## BEGIN The input

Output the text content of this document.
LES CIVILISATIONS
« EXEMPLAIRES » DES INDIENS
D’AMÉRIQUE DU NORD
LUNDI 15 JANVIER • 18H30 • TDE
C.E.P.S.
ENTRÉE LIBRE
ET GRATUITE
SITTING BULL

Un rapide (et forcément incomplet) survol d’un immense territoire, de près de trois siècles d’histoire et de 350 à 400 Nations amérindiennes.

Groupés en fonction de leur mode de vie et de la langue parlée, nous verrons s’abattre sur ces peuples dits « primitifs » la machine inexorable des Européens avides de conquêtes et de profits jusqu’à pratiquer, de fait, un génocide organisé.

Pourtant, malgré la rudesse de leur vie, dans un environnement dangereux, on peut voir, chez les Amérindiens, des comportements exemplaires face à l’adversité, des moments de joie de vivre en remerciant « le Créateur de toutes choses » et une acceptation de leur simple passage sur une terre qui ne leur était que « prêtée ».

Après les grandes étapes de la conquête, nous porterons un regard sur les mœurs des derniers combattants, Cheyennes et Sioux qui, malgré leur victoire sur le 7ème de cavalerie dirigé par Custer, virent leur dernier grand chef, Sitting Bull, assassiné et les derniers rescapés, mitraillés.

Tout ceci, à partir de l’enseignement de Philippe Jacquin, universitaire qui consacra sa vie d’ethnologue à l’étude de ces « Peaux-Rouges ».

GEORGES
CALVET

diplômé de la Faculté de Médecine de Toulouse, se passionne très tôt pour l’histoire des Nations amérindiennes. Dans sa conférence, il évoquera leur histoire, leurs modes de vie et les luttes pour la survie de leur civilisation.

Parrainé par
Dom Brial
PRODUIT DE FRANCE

## END The input

▶ Directive: Select all lines in the listing above where the word "Nations" appears, and show them.

▶ Completed exercise:
Un rapide (et forcément incomplet) survol d’un immense territoire, de près de trois siècles d’histoire et de 350 à 400 Nations amérindiennes.
diplômé de la Faculté de Médecine de Toulouse, se passionne très tôt pour l’histoire des Nations amérindiennes. Dans sa conférence, il évoquera leur histoire, leurs modes de vie et les luttes pour la survie de leur civilisation.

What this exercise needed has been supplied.